Only a number is wanted: how many lines of the entries include the string "жительства"?
==== MATERIAL FOR THIS EXERCISE
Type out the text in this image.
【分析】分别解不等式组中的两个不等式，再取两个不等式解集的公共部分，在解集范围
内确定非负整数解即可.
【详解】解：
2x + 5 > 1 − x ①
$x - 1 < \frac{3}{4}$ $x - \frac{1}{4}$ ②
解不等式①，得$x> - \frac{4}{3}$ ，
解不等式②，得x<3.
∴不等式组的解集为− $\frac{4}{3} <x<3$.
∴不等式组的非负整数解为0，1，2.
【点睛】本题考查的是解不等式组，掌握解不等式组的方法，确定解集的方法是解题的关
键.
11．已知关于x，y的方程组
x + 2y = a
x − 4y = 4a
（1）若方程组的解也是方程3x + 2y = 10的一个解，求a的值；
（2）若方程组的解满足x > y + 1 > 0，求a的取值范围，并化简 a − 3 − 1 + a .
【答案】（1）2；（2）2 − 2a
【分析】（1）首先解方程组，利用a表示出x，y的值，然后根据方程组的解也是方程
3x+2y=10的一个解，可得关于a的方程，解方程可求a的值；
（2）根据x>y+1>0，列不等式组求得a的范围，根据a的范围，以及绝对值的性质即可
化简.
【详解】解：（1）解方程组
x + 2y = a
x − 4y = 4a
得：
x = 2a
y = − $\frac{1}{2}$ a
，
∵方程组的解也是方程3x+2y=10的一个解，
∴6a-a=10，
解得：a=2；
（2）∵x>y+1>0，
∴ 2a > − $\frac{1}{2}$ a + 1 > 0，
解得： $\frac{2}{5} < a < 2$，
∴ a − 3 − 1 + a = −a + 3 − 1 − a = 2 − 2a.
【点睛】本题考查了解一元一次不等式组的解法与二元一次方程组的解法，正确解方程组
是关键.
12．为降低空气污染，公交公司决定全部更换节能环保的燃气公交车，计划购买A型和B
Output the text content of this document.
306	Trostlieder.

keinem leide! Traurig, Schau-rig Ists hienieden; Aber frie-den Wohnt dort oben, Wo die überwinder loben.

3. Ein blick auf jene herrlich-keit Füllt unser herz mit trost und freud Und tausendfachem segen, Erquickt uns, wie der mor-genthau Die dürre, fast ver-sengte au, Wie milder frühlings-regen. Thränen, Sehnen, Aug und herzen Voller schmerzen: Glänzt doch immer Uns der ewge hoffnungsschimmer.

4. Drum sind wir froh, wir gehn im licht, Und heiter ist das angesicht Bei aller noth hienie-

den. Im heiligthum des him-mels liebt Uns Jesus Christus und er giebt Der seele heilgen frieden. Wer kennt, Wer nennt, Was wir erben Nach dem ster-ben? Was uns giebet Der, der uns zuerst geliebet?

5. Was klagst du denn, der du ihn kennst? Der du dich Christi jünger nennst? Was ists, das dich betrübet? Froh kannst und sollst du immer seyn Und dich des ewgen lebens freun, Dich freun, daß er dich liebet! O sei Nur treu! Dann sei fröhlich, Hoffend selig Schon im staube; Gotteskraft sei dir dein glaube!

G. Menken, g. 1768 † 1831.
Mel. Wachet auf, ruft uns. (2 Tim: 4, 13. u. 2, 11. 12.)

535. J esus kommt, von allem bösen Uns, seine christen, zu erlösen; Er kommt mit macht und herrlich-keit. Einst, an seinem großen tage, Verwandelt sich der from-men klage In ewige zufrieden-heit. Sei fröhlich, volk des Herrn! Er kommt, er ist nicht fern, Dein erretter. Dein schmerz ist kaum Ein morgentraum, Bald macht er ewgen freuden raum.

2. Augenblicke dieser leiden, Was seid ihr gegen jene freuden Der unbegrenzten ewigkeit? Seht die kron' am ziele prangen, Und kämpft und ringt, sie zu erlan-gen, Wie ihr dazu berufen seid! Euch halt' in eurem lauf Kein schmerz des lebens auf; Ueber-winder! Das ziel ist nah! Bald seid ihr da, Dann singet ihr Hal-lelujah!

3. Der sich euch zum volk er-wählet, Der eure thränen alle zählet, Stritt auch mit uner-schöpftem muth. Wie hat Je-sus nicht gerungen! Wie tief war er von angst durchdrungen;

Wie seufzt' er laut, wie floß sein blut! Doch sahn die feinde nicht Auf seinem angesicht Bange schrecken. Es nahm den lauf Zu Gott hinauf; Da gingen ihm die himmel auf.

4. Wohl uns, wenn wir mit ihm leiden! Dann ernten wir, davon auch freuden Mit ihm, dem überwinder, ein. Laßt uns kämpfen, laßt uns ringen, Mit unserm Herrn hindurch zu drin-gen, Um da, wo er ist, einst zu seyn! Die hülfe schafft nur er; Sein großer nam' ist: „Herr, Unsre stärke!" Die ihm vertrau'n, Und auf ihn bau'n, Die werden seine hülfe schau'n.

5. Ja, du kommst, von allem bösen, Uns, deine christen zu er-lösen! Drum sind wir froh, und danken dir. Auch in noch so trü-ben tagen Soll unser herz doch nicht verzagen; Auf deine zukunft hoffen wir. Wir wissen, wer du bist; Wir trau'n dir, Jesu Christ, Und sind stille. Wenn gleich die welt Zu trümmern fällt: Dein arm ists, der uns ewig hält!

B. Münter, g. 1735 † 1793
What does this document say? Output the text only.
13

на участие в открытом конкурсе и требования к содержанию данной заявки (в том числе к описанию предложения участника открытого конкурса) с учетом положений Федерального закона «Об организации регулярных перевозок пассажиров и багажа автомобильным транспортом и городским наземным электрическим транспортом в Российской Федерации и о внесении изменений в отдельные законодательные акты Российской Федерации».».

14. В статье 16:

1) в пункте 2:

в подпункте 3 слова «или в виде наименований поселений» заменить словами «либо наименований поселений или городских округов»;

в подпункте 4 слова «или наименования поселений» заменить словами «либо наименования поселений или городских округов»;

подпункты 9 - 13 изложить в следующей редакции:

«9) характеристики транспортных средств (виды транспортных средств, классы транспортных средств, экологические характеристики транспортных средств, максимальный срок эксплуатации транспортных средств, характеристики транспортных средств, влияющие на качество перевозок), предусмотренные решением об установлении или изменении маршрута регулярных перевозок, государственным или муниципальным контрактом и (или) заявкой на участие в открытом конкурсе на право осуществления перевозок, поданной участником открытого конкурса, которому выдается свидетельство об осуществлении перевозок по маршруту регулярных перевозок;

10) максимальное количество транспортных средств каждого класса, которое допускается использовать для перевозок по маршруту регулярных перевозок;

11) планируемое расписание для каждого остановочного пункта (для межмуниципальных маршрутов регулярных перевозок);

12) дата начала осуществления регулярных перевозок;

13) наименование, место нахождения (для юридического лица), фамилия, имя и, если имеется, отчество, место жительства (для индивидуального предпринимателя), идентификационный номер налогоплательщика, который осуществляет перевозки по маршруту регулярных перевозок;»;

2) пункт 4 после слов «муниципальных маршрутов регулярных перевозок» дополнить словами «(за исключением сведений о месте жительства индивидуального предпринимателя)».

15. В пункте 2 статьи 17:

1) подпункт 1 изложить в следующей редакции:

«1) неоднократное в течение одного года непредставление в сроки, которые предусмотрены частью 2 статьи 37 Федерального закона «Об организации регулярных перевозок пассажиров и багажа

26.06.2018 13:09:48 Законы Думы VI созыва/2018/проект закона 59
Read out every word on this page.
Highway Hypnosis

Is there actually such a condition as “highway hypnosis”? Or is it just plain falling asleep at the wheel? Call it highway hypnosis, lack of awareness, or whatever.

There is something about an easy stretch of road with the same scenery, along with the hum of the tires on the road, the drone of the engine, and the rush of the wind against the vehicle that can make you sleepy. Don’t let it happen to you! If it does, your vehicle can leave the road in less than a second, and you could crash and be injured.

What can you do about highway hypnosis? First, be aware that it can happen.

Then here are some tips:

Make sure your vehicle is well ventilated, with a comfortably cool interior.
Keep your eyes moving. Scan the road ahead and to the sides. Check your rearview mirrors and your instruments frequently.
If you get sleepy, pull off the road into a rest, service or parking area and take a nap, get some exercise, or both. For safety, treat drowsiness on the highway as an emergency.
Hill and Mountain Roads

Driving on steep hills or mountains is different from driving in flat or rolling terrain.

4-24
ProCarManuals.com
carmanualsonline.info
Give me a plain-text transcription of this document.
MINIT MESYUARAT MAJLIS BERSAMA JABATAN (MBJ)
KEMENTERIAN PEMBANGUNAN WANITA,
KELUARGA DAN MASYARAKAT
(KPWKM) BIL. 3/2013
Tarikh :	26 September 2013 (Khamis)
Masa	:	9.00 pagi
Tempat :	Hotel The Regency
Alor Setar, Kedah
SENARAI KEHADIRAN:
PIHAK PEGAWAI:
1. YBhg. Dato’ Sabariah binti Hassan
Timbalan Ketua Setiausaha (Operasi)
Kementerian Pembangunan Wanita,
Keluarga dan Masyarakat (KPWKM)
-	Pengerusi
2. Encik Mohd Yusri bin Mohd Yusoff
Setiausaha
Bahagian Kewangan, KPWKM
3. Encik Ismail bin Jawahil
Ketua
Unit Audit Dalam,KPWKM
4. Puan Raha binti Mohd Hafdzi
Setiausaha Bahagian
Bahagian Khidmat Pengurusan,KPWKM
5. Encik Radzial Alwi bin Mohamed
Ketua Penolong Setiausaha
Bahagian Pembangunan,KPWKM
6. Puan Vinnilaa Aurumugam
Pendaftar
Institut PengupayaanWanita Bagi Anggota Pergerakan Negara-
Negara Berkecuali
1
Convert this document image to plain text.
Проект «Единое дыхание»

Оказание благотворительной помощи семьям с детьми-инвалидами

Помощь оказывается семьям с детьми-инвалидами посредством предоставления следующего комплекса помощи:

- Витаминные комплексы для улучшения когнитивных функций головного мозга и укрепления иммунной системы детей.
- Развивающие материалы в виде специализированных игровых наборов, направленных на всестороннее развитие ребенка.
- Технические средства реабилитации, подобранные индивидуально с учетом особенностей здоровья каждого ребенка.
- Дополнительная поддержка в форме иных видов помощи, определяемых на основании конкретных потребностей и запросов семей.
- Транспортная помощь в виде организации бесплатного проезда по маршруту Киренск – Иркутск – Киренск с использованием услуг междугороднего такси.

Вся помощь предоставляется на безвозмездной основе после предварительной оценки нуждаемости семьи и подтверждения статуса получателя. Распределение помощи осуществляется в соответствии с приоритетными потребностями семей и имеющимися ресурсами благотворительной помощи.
========
FULL RESPONSE: 2